=== WHAT THE TASK ASKS ===
Gather every row below that contains the string "Actual" and copy each one out. The match is case-sensitive.

Records in a dataset:
^^^^
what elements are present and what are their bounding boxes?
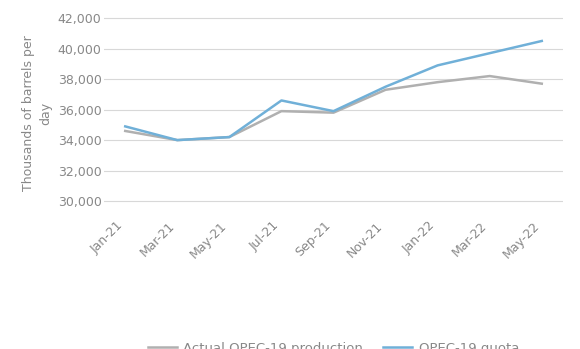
Line: Actual OPEC-19 production: Actual OPEC-19 production (125, 76, 542, 140)
Actual OPEC-19 production (486, 74, 493, 78)
Actual OPEC-19 production (174, 138, 181, 142)
OPEC-19 quota (434, 63, 441, 67)
OPEC-19 quota (174, 138, 181, 142)
OPEC-19 quota (278, 98, 285, 103)
Y-axis label: Thousands of barrels per
day: Thousands of barrels per day (22, 36, 52, 191)
Actual OPEC-19 production (382, 88, 389, 92)
OPEC-19 quota (122, 124, 129, 128)
Actual OPEC-19 production (538, 82, 545, 86)
Actual OPEC-19 production (226, 135, 233, 139)
Actual OPEC-19 production (122, 129, 129, 133)
OPEC-19 quota (538, 39, 545, 43)
Actual OPEC-19 production (278, 109, 285, 113)
OPEC-19 quota (486, 51, 493, 55)
Actual OPEC-19 production (434, 80, 441, 84)
OPEC-19 quota (330, 109, 337, 113)
OPEC-19 quota (382, 85, 389, 89)
OPEC-19 quota (226, 135, 233, 139)
Actual OPEC-19 production (330, 111, 337, 115)
Line: OPEC-19 quota: OPEC-19 quota (125, 41, 542, 140)
Legend: Actual OPEC-19 production, OPEC-19 quota: Actual OPEC-19 production, OPEC-19 quota (143, 336, 524, 349)
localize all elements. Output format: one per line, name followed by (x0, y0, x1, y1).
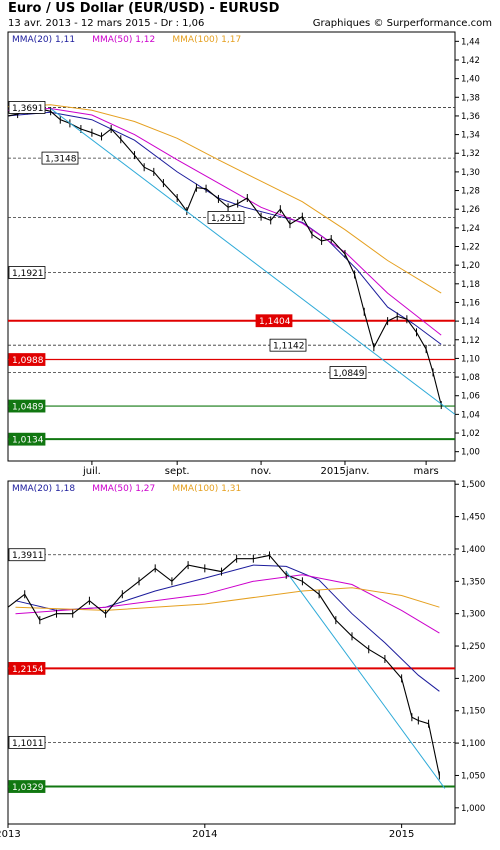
weekly-ytick-label: 1,500 (461, 480, 485, 490)
daily-ytick-label: 1,24 (461, 224, 480, 234)
daily-ytick-label: 1,34 (461, 131, 480, 141)
daily-ytick-label: 1,36 (461, 112, 480, 122)
daily-level-label-box (269, 338, 307, 352)
weekly-level-label-box (8, 662, 46, 675)
daily-level-label-box (8, 266, 46, 279)
daily-level-label: 1,3148 (45, 155, 77, 165)
weekly-plot-frame (7, 480, 456, 825)
weekly-ytick-label: 1,400 (461, 545, 485, 555)
daily-ytick-label: 1,18 (461, 280, 480, 290)
daily-ytick-label: 1,06 (461, 392, 480, 402)
daily-level-label-box (207, 211, 245, 224)
weekly-trend-line (285, 571, 446, 789)
daily-ytick-label: 1,20 (461, 261, 480, 271)
weekly-xtick-label: 2014 (192, 829, 217, 840)
daily-ytick-label: 1,04 (461, 410, 480, 420)
daily-ytick-label: 1,30 (461, 168, 480, 178)
daily-xtick-label: nov. (251, 466, 272, 477)
daily-legend-entry: MMA(100) 1,17 (172, 35, 241, 45)
daily-ytick-label: 1,16 (461, 298, 480, 308)
daily-level-label-box (8, 353, 46, 366)
weekly-ytick-label: 1,250 (461, 642, 485, 652)
daily-xtick-label: 2015janv. (320, 466, 369, 477)
weekly-legend-entry: MMA(100) 1,31 (172, 484, 241, 494)
daily-level-label: 1,0988 (12, 356, 44, 366)
weekly-ytick-label: 1,050 (461, 771, 485, 781)
daily-level-label-box (255, 314, 293, 328)
daily-level-label-box (8, 399, 46, 413)
chart-credit: Graphiques © Surperformance.com (312, 18, 492, 29)
daily-xtick-label: juil. (82, 466, 101, 477)
daily-level-label-box (8, 432, 46, 446)
daily-mma100-line (7, 104, 442, 294)
daily-trend-line (50, 108, 456, 415)
weekly-level-label: 1,2154 (12, 665, 44, 675)
daily-plot-frame (7, 31, 456, 462)
daily-ytick-label: 1,22 (461, 243, 480, 253)
weekly-ytick-label: 1,100 (461, 739, 485, 749)
daily-level-label: 1,0134 (12, 436, 44, 446)
daily-ytick-label: 1,40 (461, 75, 480, 85)
weekly-ytick-label: 1,000 (461, 804, 485, 814)
weekly-xtick-label: 2013 (0, 829, 21, 840)
daily-level-label: 1,0849 (333, 369, 365, 379)
weekly-level-label: 1,0329 (12, 783, 44, 793)
daily-ytick-label: 1,00 (461, 448, 480, 458)
daily-ytick-label: 1,26 (461, 205, 480, 215)
daily-ytick-label: 1,08 (461, 373, 480, 383)
weekly-mma50-line (15, 574, 440, 634)
daily-ytick-label: 1,12 (461, 336, 480, 346)
weekly-xtick-label: 2015 (389, 829, 414, 840)
daily-chart: 1,00 1,02 1,04 1,06 1,08 1,10 1,12 1,14 1,16 1,18… (7, 31, 480, 477)
weekly-level-label-box (8, 780, 46, 793)
daily-legend-entry: MMA(50) 1,12 (92, 35, 155, 45)
weekly-level-label: 1,3911 (12, 551, 44, 561)
daily-level-label: 1,3691 (12, 104, 44, 114)
weekly-level-label-box (8, 548, 46, 562)
weekly-ytick-label: 1,350 (461, 577, 485, 587)
daily-ytick-label: 1,10 (461, 354, 480, 364)
daily-ytick-label: 1,44 (461, 37, 480, 47)
daily-level-label: 1,2511 (211, 214, 243, 224)
daily-level-label-box (41, 151, 79, 165)
daily-ytick-label: 1,14 (461, 317, 480, 327)
daily-level-label-box (8, 101, 46, 114)
weekly-chart: 1,000 1,050 1,100 1,150 1,200 1,250 1,300 1,350… (0, 480, 485, 840)
daily-level-label-box (329, 366, 367, 379)
daily-ytick-label: 1,42 (461, 56, 480, 66)
weekly-ytick-label: 1,200 (461, 674, 485, 684)
daily-level-label: 1,1142 (273, 342, 305, 352)
weekly-legend-entry: MMA(20) 1,18 (12, 484, 75, 494)
daily-level-label: 1,0489 (12, 403, 44, 413)
daily-ytick-label: 1,32 (461, 149, 480, 159)
daily-legend-entry: MMA(20) 1,11 (12, 35, 75, 45)
weekly-legend-entry: MMA(50) 1,27 (92, 484, 155, 494)
daily-mma20-line (7, 111, 442, 345)
daily-xtick-label: sept. (165, 466, 190, 477)
daily-ytick-label: 1,02 (461, 429, 480, 439)
weekly-level-label-box (8, 735, 46, 749)
weekly-ytick-label: 1,450 (461, 513, 485, 523)
daily-ytick-label: 1,28 (461, 187, 480, 197)
daily-xtick-label: mars (414, 466, 439, 477)
daily-level-label: 1,1404 (259, 317, 291, 327)
weekly-ytick-label: 1,300 (461, 610, 485, 620)
weekly-level-label: 1,1011 (12, 739, 44, 749)
chart-title: Euro / US Dollar (EUR/USD) - EURUSD (8, 1, 280, 16)
chart-subtitle: 13 avr. 2013 - 12 mars 2015 - Dr : 1,06 (8, 18, 205, 29)
daily-ytick-label: 1,38 (461, 93, 480, 103)
weekly-ytick-label: 1,150 (461, 707, 485, 717)
daily-mma50-line (7, 107, 442, 336)
daily-level-label: 1,1921 (12, 269, 44, 279)
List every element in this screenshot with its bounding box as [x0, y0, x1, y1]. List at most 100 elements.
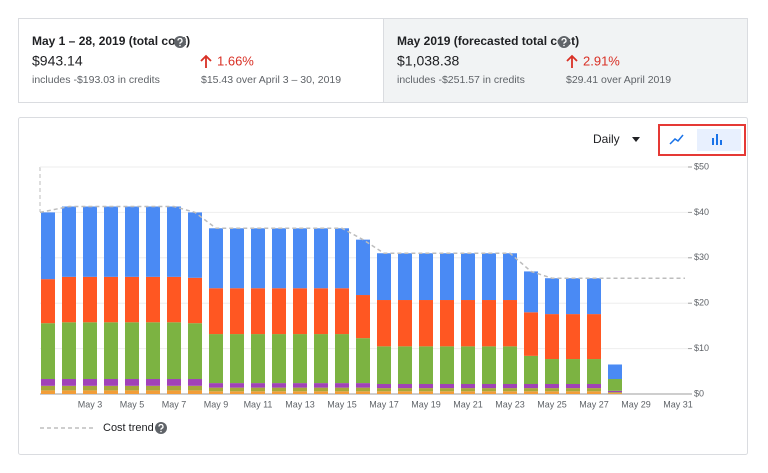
highlight-box [658, 124, 746, 156]
bar-segment [167, 379, 181, 386]
bar-segment [104, 322, 118, 380]
bar-segment [272, 387, 286, 392]
line-chart-toggle[interactable] [663, 129, 693, 151]
y-tick-label: $10 [694, 343, 709, 353]
bar-segment [503, 388, 517, 392]
bar-segment [608, 393, 622, 394]
bar-segment [104, 385, 118, 391]
bar-segment [503, 346, 517, 385]
bar-segment [377, 391, 391, 394]
y-tick-label: $0 [694, 388, 704, 398]
bar-segment [440, 384, 454, 389]
bar-segment [356, 239, 370, 296]
legend-label: Cost trend [103, 422, 154, 434]
bar-segment [230, 228, 244, 289]
bar-segment [188, 385, 202, 391]
bar-segment [587, 384, 601, 389]
summary-amount: $943.14 [32, 53, 83, 69]
help-icon[interactable] [558, 36, 570, 48]
bar-segment [335, 228, 349, 289]
bar-segment [524, 355, 538, 385]
bar-segment [482, 300, 496, 347]
bar-segment [482, 388, 496, 392]
bar-segment [461, 384, 475, 389]
bar-segment [419, 391, 433, 394]
bar-segment [314, 334, 328, 384]
bar-segment [125, 390, 139, 394]
bar-segment [524, 384, 538, 389]
bar-segment [419, 388, 433, 392]
bar-segment [83, 385, 97, 391]
bar-segment [440, 346, 454, 385]
bar-segment [587, 314, 601, 360]
x-tick-label: May 19 [411, 399, 441, 409]
bar-segment [41, 385, 55, 391]
bar-segment [356, 391, 370, 394]
bar-segment [314, 391, 328, 394]
bar-segment [335, 383, 349, 388]
bar-segment [503, 253, 517, 301]
bar-segment [356, 383, 370, 388]
dropdown-arrow[interactable] [632, 137, 640, 142]
bar-segment [251, 228, 265, 289]
bar-segment [209, 391, 223, 394]
x-tick-label: May 21 [453, 399, 483, 409]
summary-card [383, 18, 748, 103]
bar-segment [377, 388, 391, 392]
bar-segment [461, 300, 475, 347]
bar-segment [230, 383, 244, 388]
bar-segment [503, 384, 517, 389]
bar-segment [377, 346, 391, 385]
x-tick-label: May 15 [327, 399, 357, 409]
x-tick-label: May 29 [621, 399, 651, 409]
x-tick-label: May 13 [285, 399, 315, 409]
bar-segment [566, 314, 580, 360]
bar-segment [188, 379, 202, 386]
bar-segment [545, 388, 559, 392]
bar-segment [608, 379, 622, 391]
bar-segment [209, 383, 223, 388]
bar-segment [104, 379, 118, 386]
help-icon[interactable] [174, 36, 186, 48]
bar-segment [125, 206, 139, 277]
period-select[interactable]: Daily [593, 132, 620, 146]
bar-segment [482, 384, 496, 389]
bar-segment [83, 322, 97, 380]
bar-segment [335, 288, 349, 335]
bar-segment [293, 383, 307, 388]
bar-segment [272, 288, 286, 335]
bar-segment [146, 390, 160, 394]
bar-segment [209, 387, 223, 392]
bar-segment [188, 277, 202, 324]
summary-change: 2.91% [583, 53, 620, 68]
bar-segment [335, 387, 349, 392]
bar-segment [545, 359, 559, 385]
bar-segment [503, 391, 517, 394]
bar-segment [62, 390, 76, 394]
bar-segment [272, 334, 286, 384]
bar-segment [566, 278, 580, 315]
summary-amount: $1,038.38 [397, 53, 459, 69]
bar-segment [335, 391, 349, 394]
bar-segment [461, 388, 475, 392]
bar-chart-toggle[interactable] [697, 129, 741, 151]
bar-segment [524, 312, 538, 356]
bar-segment [545, 278, 559, 315]
bar-segment [587, 359, 601, 385]
bar-segment [251, 387, 265, 392]
summary-change: 1.66% [217, 53, 254, 68]
bar-segment [104, 276, 118, 323]
bar-segment [398, 346, 412, 385]
help-icon[interactable] [155, 422, 167, 434]
bar-segment [146, 385, 160, 391]
bar-segment [293, 334, 307, 384]
x-tick-label: May 9 [204, 399, 229, 409]
bar-segment [566, 388, 580, 392]
bar-segment [83, 276, 97, 323]
bar-segment [272, 391, 286, 394]
x-tick-label: May 3 [78, 399, 103, 409]
bar-segment [83, 206, 97, 277]
bar-segment [272, 228, 286, 289]
bar-segment [293, 288, 307, 335]
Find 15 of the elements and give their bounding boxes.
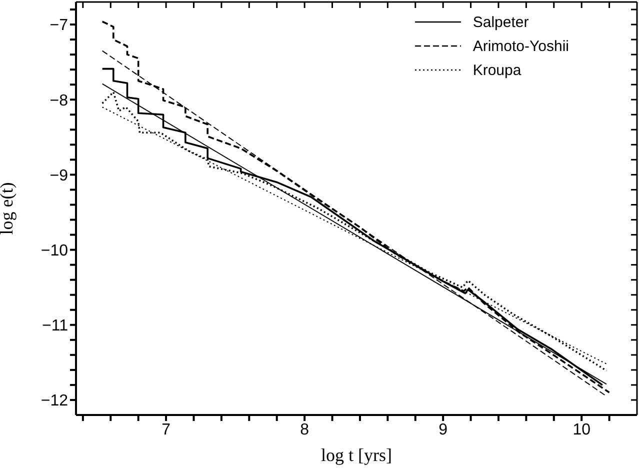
y-tick-label: −7 [50,17,68,34]
y-tick-label: −8 [50,92,68,110]
legend-label: Kroupa [472,62,522,78]
legend-label: Salpeter [472,14,529,30]
y-tick-label: −11 [42,318,68,335]
y-axis-title: log e(t) [0,182,16,235]
x-tick-label: 7 [162,421,171,438]
y-tick-label: −9 [50,167,68,184]
x-axis-title: log t [yrs] [321,445,392,465]
x-tick-label: 10 [572,421,591,438]
y-tick-label: −10 [40,242,68,260]
x-tick-label: 9 [438,421,448,438]
x-tick-label: 8 [300,421,310,438]
legend-label: Arimoto-Yoshii [472,38,569,54]
y-tick-label: −12 [40,392,68,410]
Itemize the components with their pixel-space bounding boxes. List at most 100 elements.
^^^^
=== COMPLETED EXERCISE ===
Line: Actual OPEC-19 production: Actual OPEC-19 production (125, 76, 542, 140)
Actual OPEC-19 production (486, 74, 493, 78)
Actual OPEC-19 production (174, 138, 181, 142)
Actual OPEC-19 production (382, 88, 389, 92)
Actual OPEC-19 production (538, 82, 545, 86)
Actual OPEC-19 production (226, 135, 233, 139)
Actual OPEC-19 production (122, 129, 129, 133)
Actual OPEC-19 production (278, 109, 285, 113)
Actual OPEC-19 production (434, 80, 441, 84)
Actual OPEC-19 production (330, 111, 337, 115)
Legend: Actual OPEC-19 production, OPEC-19 quota: Actual OPEC-19 production, OPEC-19 quota (143, 336, 524, 349)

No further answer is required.